Figure record extracts:
====================

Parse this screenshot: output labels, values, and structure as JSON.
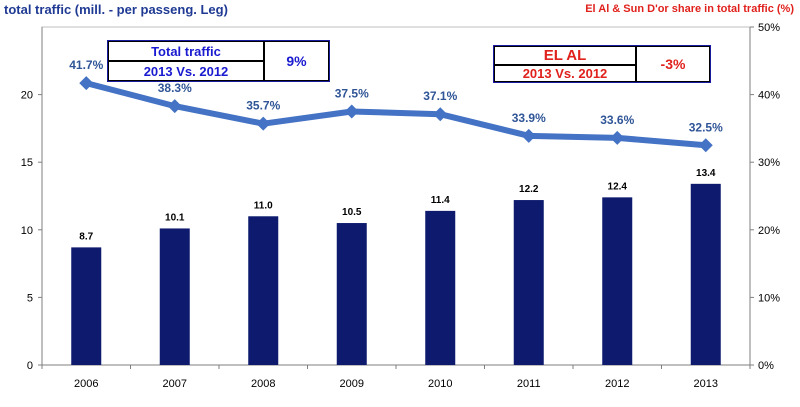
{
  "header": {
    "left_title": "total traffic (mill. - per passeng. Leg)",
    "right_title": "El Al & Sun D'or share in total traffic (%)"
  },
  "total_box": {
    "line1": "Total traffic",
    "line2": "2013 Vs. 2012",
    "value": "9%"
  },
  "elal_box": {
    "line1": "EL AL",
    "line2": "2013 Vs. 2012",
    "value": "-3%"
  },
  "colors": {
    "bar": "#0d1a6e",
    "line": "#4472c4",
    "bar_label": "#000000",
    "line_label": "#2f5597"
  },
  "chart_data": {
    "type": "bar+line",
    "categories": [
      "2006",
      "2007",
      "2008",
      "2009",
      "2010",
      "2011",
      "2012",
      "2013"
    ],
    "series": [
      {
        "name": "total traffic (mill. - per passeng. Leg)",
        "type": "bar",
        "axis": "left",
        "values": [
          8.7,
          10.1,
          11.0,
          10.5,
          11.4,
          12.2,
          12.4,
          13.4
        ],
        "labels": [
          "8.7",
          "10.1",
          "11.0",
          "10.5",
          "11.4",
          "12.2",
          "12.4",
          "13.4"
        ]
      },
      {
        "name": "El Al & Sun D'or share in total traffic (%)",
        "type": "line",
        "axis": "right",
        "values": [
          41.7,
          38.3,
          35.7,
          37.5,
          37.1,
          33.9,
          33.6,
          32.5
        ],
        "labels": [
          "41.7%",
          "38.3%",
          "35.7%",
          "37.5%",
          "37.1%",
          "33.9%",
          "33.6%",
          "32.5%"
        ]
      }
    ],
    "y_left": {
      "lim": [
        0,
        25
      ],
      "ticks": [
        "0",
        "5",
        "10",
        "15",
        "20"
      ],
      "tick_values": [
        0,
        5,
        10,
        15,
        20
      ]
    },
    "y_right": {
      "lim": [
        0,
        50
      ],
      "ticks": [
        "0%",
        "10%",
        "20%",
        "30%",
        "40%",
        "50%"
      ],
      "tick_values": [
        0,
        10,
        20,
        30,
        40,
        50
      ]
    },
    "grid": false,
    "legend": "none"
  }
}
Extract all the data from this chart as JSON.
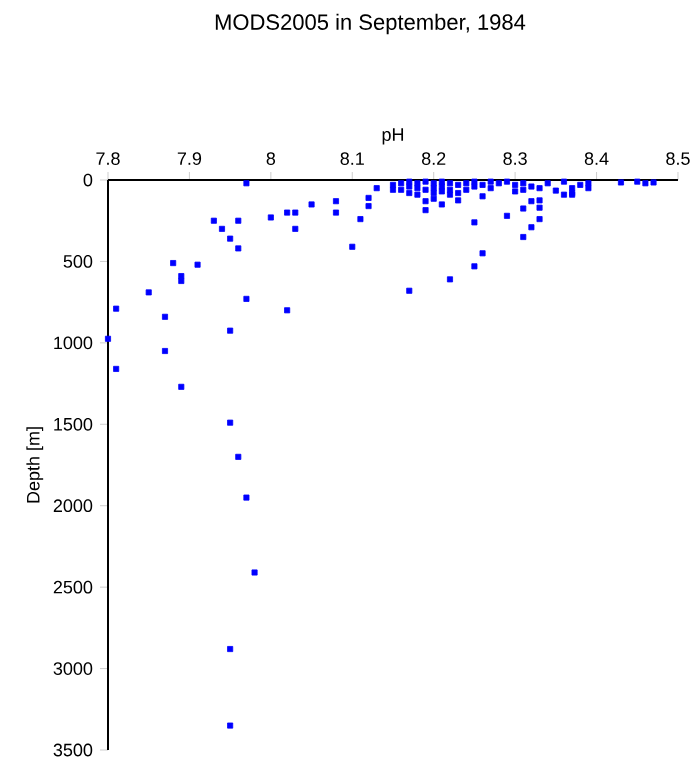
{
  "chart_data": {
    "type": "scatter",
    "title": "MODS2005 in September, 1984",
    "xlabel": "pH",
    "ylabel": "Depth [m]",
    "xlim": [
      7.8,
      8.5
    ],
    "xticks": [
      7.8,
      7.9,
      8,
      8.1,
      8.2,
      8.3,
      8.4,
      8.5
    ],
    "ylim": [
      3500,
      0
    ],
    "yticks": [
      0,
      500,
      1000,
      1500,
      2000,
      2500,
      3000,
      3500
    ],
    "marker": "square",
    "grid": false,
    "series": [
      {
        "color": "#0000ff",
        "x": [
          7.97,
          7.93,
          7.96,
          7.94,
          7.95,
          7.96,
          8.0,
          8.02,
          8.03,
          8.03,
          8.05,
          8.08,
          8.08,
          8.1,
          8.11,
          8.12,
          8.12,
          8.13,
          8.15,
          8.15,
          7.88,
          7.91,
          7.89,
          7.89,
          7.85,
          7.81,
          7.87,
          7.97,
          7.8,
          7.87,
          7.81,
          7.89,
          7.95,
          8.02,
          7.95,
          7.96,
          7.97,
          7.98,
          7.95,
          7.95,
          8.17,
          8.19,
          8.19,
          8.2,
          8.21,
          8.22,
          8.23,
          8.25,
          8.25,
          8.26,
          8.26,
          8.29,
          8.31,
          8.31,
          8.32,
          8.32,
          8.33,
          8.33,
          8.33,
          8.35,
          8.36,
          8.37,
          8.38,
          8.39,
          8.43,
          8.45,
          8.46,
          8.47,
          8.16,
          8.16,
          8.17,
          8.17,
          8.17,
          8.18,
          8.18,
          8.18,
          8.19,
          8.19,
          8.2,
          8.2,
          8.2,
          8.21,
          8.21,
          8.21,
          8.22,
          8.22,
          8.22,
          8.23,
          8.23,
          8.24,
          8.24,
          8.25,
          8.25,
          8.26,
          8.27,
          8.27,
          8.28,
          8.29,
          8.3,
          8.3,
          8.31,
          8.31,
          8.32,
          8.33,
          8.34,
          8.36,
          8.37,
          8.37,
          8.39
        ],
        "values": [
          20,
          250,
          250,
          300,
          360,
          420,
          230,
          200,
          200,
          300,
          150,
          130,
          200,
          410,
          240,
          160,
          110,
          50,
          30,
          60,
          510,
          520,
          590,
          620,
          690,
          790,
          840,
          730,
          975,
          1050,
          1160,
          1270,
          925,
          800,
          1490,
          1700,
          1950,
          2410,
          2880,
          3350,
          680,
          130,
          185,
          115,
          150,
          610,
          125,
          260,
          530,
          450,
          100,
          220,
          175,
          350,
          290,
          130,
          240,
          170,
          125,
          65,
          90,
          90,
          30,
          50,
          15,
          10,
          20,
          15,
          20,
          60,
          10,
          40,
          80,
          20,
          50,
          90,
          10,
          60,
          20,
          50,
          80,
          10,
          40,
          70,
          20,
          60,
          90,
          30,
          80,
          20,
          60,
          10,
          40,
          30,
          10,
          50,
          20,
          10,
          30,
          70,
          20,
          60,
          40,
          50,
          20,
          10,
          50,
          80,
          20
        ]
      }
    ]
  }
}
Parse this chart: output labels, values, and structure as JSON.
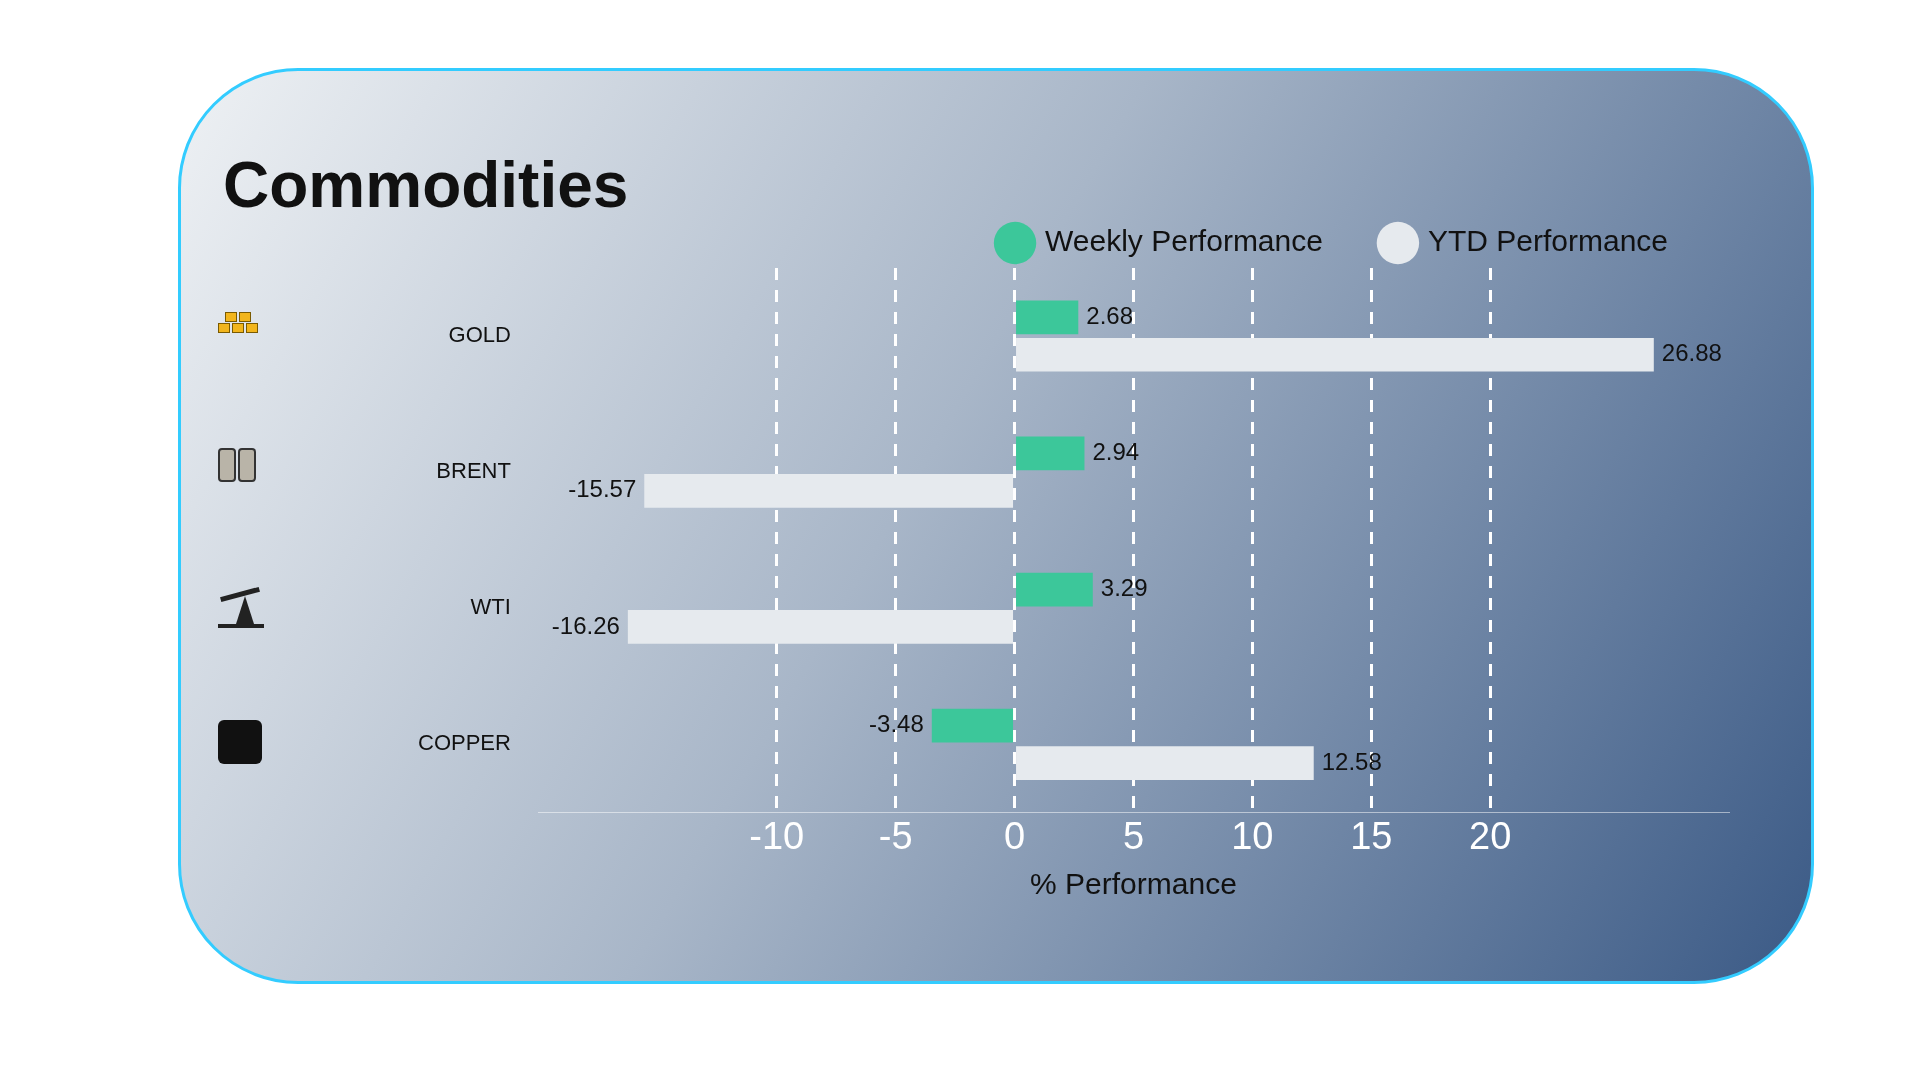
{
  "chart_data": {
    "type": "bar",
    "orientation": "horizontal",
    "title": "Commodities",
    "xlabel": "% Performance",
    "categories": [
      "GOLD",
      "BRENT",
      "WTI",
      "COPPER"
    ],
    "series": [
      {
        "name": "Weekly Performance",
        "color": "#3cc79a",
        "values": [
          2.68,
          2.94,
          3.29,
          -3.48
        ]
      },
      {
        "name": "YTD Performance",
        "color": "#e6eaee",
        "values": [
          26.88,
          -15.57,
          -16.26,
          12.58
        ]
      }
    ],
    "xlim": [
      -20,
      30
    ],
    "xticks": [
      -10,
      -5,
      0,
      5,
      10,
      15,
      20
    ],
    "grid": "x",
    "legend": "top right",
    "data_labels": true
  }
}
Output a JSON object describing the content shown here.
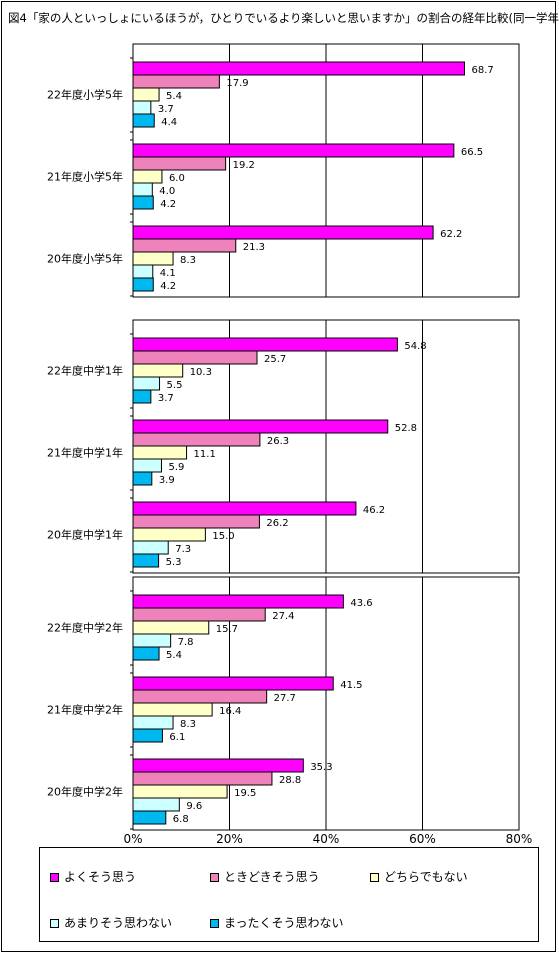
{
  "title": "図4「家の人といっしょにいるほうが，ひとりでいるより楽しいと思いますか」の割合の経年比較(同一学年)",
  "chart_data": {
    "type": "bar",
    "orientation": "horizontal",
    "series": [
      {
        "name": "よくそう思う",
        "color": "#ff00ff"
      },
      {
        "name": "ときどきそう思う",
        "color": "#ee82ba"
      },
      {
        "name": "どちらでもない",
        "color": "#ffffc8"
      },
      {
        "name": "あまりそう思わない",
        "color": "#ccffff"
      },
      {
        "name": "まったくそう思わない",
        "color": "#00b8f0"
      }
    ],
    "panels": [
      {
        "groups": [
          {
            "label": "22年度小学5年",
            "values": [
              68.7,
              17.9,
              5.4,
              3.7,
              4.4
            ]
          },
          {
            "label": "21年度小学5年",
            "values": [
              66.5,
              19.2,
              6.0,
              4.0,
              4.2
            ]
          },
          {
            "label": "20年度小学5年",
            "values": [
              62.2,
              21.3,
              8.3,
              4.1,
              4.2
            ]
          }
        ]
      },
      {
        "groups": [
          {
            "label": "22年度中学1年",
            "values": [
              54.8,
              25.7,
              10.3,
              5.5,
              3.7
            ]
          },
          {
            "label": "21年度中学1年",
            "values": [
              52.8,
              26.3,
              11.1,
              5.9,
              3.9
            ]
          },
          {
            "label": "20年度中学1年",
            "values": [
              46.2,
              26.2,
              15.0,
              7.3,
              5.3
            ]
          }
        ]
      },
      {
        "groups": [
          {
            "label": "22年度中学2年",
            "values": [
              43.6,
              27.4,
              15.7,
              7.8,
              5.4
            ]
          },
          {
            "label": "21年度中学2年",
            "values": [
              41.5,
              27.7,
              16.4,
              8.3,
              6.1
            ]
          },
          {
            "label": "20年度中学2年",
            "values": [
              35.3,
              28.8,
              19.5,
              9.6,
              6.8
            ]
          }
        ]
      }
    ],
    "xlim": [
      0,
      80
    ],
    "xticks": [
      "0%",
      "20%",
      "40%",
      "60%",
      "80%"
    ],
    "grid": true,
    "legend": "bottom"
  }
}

====================

[Your task]:
Scan the entries above for the word "mill" and collect each line holding it.

[Worked answer]:
    "left_title": "total traffic (mill. - per passeng. Leg)",
        "name": "total traffic (mill. - per passeng. Leg)",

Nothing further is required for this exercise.